● Supplied records
"""

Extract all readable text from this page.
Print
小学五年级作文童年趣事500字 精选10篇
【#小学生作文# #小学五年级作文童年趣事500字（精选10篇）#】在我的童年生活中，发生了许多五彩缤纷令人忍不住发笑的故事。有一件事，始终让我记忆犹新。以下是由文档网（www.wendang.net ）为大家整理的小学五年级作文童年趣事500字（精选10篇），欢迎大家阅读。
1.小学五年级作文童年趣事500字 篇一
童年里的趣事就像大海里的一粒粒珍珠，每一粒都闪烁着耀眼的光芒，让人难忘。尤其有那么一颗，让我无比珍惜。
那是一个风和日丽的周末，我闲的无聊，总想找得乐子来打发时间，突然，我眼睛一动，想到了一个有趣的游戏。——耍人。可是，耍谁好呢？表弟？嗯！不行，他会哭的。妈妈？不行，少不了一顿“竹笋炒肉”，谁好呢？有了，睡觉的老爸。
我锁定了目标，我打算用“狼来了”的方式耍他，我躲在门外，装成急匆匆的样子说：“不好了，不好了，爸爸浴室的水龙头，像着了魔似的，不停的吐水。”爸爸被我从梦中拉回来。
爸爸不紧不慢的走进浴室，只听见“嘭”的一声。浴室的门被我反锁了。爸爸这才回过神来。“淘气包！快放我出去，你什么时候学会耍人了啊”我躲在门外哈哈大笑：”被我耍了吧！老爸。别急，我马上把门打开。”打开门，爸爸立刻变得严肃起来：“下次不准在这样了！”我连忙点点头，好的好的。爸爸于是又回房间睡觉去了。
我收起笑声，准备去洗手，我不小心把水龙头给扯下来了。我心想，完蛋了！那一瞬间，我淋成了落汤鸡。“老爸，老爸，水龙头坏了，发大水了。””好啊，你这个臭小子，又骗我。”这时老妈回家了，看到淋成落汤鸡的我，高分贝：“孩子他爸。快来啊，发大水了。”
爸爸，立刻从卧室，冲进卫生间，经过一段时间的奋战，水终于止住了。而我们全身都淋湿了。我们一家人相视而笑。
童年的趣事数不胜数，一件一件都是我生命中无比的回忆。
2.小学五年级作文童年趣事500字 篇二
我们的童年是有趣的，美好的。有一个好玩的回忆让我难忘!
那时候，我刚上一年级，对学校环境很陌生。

"""

● Task brief
Once more, set down the full listing, verbatim.

● Correct answer
Extract all readable text from this page.
Print
小学五年级作文童年趣事500字 精选10篇
【#小学生作文# #小学五年级作文童年趣事500字（精选10篇）#】在我的童年生活中，发生了许多五彩缤纷令人忍不住发笑的故事。有一件事，始终让我记忆犹新。以下是由文档网（www.wendang.net ）为大家整理的小学五年级作文童年趣事500字（精选10篇），欢迎大家阅读。
1.小学五年级作文童年趣事500字 篇一
童年里的趣事就像大海里的一粒粒珍珠，每一粒都闪烁着耀眼的光芒，让人难忘。尤其有那么一颗，让我无比珍惜。
那是一个风和日丽的周末，我闲的无聊，总想找得乐子来打发时间，突然，我眼睛一动，想到了一个有趣的游戏。——耍人。可是，耍谁好呢？表弟？嗯！不行，他会哭的。妈妈？不行，少不了一顿“竹笋炒肉”，谁好呢？有了，睡觉的老爸。
我锁定了目标，我打算用“狼来了”的方式耍他，我躲在门外，装成急匆匆的样子说：“不好了，不好了，爸爸浴室的水龙头，像着了魔似的，不停的吐水。”爸爸被我从梦中拉回来。
爸爸不紧不慢的走进浴室，只听见“嘭”的一声。浴室的门被我反锁了。爸爸这才回过神来。“淘气包！快放我出去，你什么时候学会耍人了啊”我躲在门外哈哈大笑：”被我耍了吧！老爸。别急，我马上把门打开。”打开门，爸爸立刻变得严肃起来：“下次不准在这样了！”我连忙点点头，好的好的。爸爸于是又回房间睡觉去了。
我收起笑声，准备去洗手，我不小心把水龙头给扯下来了。我心想，完蛋了！那一瞬间，我淋成了落汤鸡。“老爸，老爸，水龙头坏了，发大水了。””好啊，你这个臭小子，又骗我。”这时老妈回家了，看到淋成落汤鸡的我，高分贝：“孩子他爸。快来啊，发大水了。”
爸爸，立刻从卧室，冲进卫生间，经过一段时间的奋战，水终于止住了。而我们全身都淋湿了。我们一家人相视而笑。
童年的趣事数不胜数，一件一件都是我生命中无比的回忆。
2.小学五年级作文童年趣事500字 篇二
我们的童年是有趣的，美好的。有一个好玩的回忆让我难忘!
那时候，我刚上一年级，对学校环境很陌生。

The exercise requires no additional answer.